Do this:
Go through the entries below and print each one exactly, leaving out pictures.

Extracted data:
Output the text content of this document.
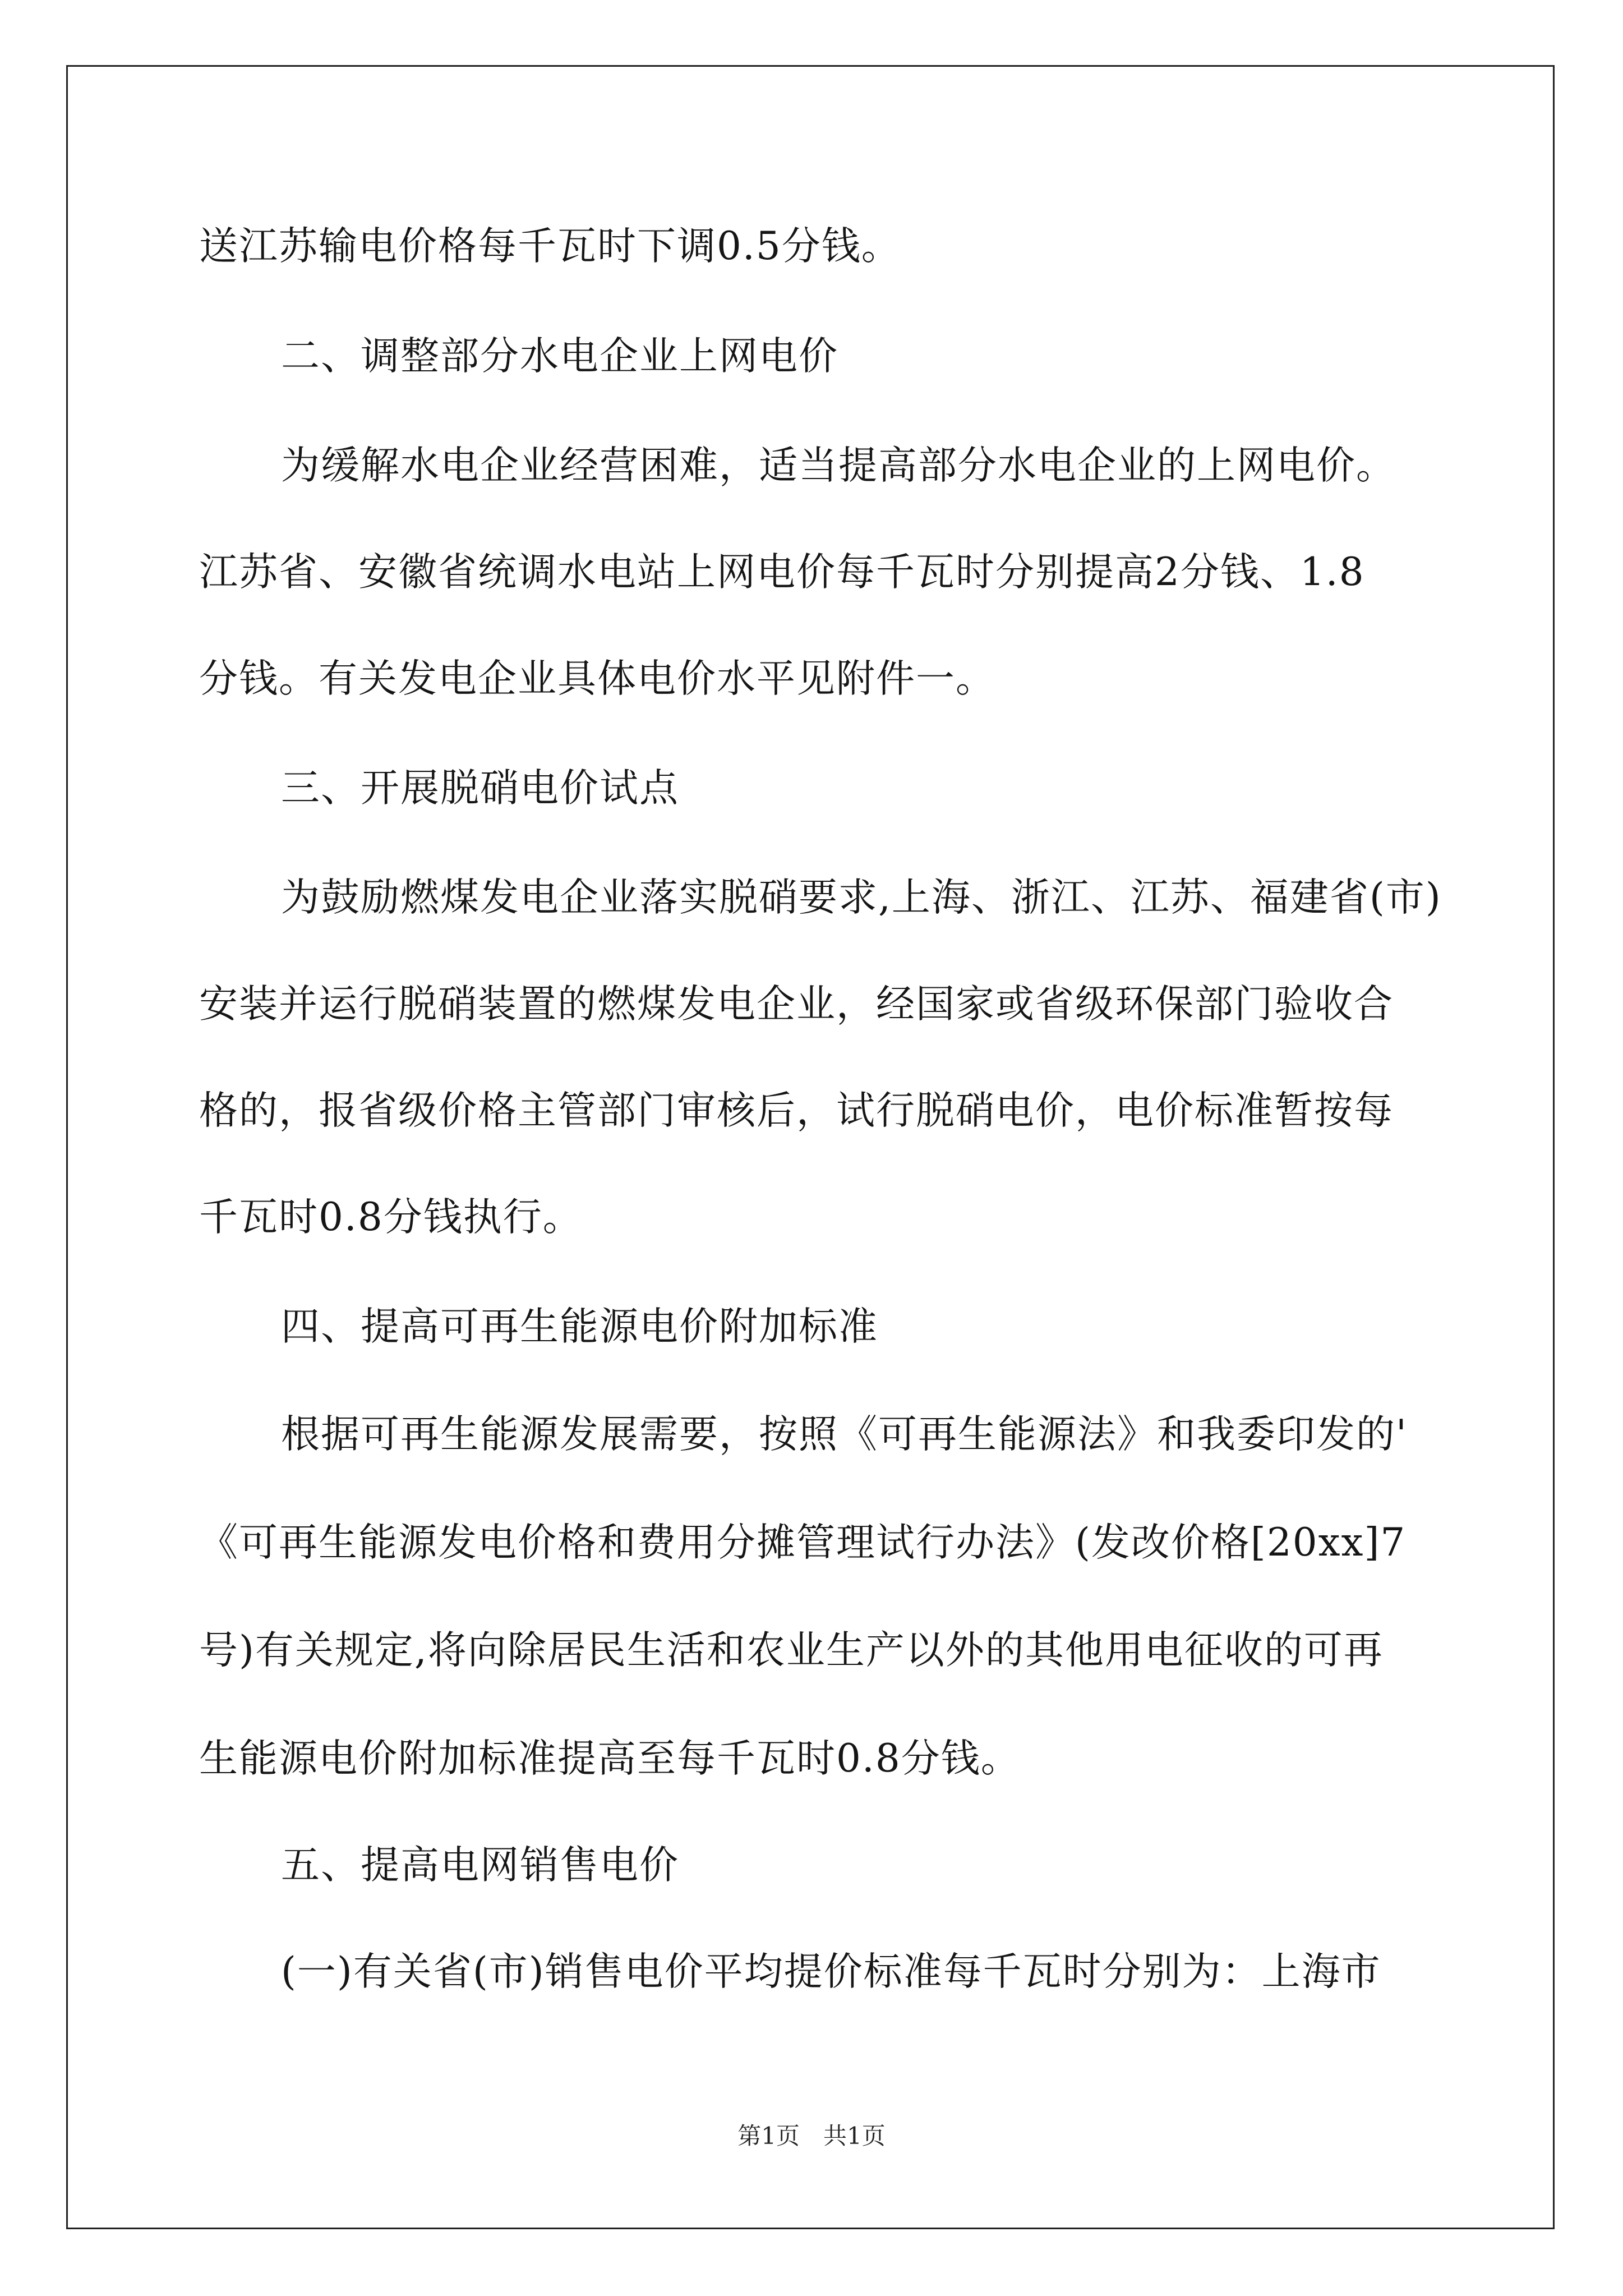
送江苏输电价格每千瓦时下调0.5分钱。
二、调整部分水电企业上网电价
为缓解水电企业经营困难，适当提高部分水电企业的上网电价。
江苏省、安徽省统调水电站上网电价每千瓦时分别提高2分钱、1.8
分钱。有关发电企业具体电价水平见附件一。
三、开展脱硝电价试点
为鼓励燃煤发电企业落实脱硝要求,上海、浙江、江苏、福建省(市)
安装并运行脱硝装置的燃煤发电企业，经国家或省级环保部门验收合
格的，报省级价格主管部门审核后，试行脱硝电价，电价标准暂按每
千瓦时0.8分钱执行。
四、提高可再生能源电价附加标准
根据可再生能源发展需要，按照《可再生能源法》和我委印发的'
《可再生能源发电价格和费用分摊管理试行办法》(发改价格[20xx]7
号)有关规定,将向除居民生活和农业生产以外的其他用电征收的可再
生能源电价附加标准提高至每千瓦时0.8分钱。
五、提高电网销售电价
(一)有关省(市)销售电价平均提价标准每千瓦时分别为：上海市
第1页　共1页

The solution:
Output the text content of this document.
送江苏输电价格每千瓦时下调0.5分钱。
二、调整部分水电企业上网电价
为缓解水电企业经营困难，适当提高部分水电企业的上网电价。
江苏省、安徽省统调水电站上网电价每千瓦时分别提高2分钱、1.8
分钱。有关发电企业具体电价水平见附件一。
三、开展脱硝电价试点
为鼓励燃煤发电企业落实脱硝要求,上海、浙江、江苏、福建省(市)
安装并运行脱硝装置的燃煤发电企业，经国家或省级环保部门验收合
格的，报省级价格主管部门审核后，试行脱硝电价，电价标准暂按每
千瓦时0.8分钱执行。
四、提高可再生能源电价附加标准
根据可再生能源发展需要，按照《可再生能源法》和我委印发的'
《可再生能源发电价格和费用分摊管理试行办法》(发改价格[20xx]7
号)有关规定,将向除居民生活和农业生产以外的其他用电征收的可再
生能源电价附加标准提高至每千瓦时0.8分钱。
五、提高电网销售电价
(一)有关省(市)销售电价平均提价标准每千瓦时分别为：上海市
第1页　共1页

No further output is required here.